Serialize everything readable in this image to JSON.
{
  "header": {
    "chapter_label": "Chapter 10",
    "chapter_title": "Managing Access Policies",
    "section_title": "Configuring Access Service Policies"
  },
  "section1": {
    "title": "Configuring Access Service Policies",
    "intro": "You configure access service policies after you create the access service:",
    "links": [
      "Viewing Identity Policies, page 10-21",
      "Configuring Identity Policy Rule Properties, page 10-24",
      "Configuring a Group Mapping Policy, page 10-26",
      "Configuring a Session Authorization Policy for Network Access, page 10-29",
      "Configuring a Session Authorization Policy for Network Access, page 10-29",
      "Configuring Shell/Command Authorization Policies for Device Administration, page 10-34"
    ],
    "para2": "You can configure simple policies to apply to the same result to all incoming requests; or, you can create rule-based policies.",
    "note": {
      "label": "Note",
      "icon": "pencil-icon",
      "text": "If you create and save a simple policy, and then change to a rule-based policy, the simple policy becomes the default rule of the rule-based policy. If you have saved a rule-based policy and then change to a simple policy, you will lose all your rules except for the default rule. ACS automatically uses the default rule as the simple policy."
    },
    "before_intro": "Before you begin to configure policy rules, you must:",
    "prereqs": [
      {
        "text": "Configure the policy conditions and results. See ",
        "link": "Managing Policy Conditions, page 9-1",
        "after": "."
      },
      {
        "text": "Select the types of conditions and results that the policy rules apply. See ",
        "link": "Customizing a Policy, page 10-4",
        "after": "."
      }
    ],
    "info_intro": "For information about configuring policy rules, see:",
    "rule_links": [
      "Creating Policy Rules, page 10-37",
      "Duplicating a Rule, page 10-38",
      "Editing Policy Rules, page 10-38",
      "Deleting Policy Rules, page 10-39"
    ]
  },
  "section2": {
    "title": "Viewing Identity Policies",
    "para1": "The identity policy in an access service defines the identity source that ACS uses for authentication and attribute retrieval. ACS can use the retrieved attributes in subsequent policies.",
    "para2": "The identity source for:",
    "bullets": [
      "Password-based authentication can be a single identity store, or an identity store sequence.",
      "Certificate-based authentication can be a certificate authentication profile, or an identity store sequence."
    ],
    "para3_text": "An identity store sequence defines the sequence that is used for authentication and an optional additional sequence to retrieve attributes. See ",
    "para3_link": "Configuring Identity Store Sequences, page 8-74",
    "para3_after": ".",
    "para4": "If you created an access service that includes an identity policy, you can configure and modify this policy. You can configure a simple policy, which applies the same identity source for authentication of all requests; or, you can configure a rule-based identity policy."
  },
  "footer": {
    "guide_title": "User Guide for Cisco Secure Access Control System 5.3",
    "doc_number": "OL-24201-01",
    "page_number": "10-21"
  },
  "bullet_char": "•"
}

_ _ _

## Task statement
Retype all of the material above with every character intact.

## Output for this task
Serialize everything readable in this image to JSON.
{
  "header": {
    "chapter_label": "Chapter 10",
    "chapter_title": "Managing Access Policies",
    "section_title": "Configuring Access Service Policies"
  },
  "section1": {
    "title": "Configuring Access Service Policies",
    "intro": "You configure access service policies after you create the access service:",
    "links": [
      "Viewing Identity Policies, page 10-21",
      "Configuring Identity Policy Rule Properties, page 10-24",
      "Configuring a Group Mapping Policy, page 10-26",
      "Configuring a Session Authorization Policy for Network Access, page 10-29",
      "Configuring a Session Authorization Policy for Network Access, page 10-29",
      "Configuring Shell/Command Authorization Policies for Device Administration, page 10-34"
    ],
    "para2": "You can configure simple policies to apply to the same result to all incoming requests; or, you can create rule-based policies.",
    "note": {
      "label": "Note",
      "icon": "pencil-icon",
      "text": "If you create and save a simple policy, and then change to a rule-based policy, the simple policy becomes the default rule of the rule-based policy. If you have saved a rule-based policy and then change to a simple policy, you will lose all your rules except for the default rule. ACS automatically uses the default rule as the simple policy."
    },
    "before_intro": "Before you begin to configure policy rules, you must:",
    "prereqs": [
      {
        "text": "Configure the policy conditions and results. See ",
        "link": "Managing Policy Conditions, page 9-1",
        "after": "."
      },
      {
        "text": "Select the types of conditions and results that the policy rules apply. See ",
        "link": "Customizing a Policy, page 10-4",
        "after": "."
      }
    ],
    "info_intro": "For information about configuring policy rules, see:",
    "rule_links": [
      "Creating Policy Rules, page 10-37",
      "Duplicating a Rule, page 10-38",
      "Editing Policy Rules, page 10-38",
      "Deleting Policy Rules, page 10-39"
    ]
  },
  "section2": {
    "title": "Viewing Identity Policies",
    "para1": "The identity policy in an access service defines the identity source that ACS uses for authentication and attribute retrieval. ACS can use the retrieved attributes in subsequent policies.",
    "para2": "The identity source for:",
    "bullets": [
      "Password-based authentication can be a single identity store, or an identity store sequence.",
      "Certificate-based authentication can be a certificate authentication profile, or an identity store sequence."
    ],
    "para3_text": "An identity store sequence defines the sequence that is used for authentication and an optional additional sequence to retrieve attributes. See ",
    "para3_link": "Configuring Identity Store Sequences, page 8-74",
    "para3_after": ".",
    "para4": "If you created an access service that includes an identity policy, you can configure and modify this policy. You can configure a simple policy, which applies the same identity source for authentication of all requests; or, you can configure a rule-based identity policy."
  },
  "footer": {
    "guide_title": "User Guide for Cisco Secure Access Control System 5.3",
    "doc_number": "OL-24201-01",
    "page_number": "10-21"
  },
  "bullet_char": "•"
}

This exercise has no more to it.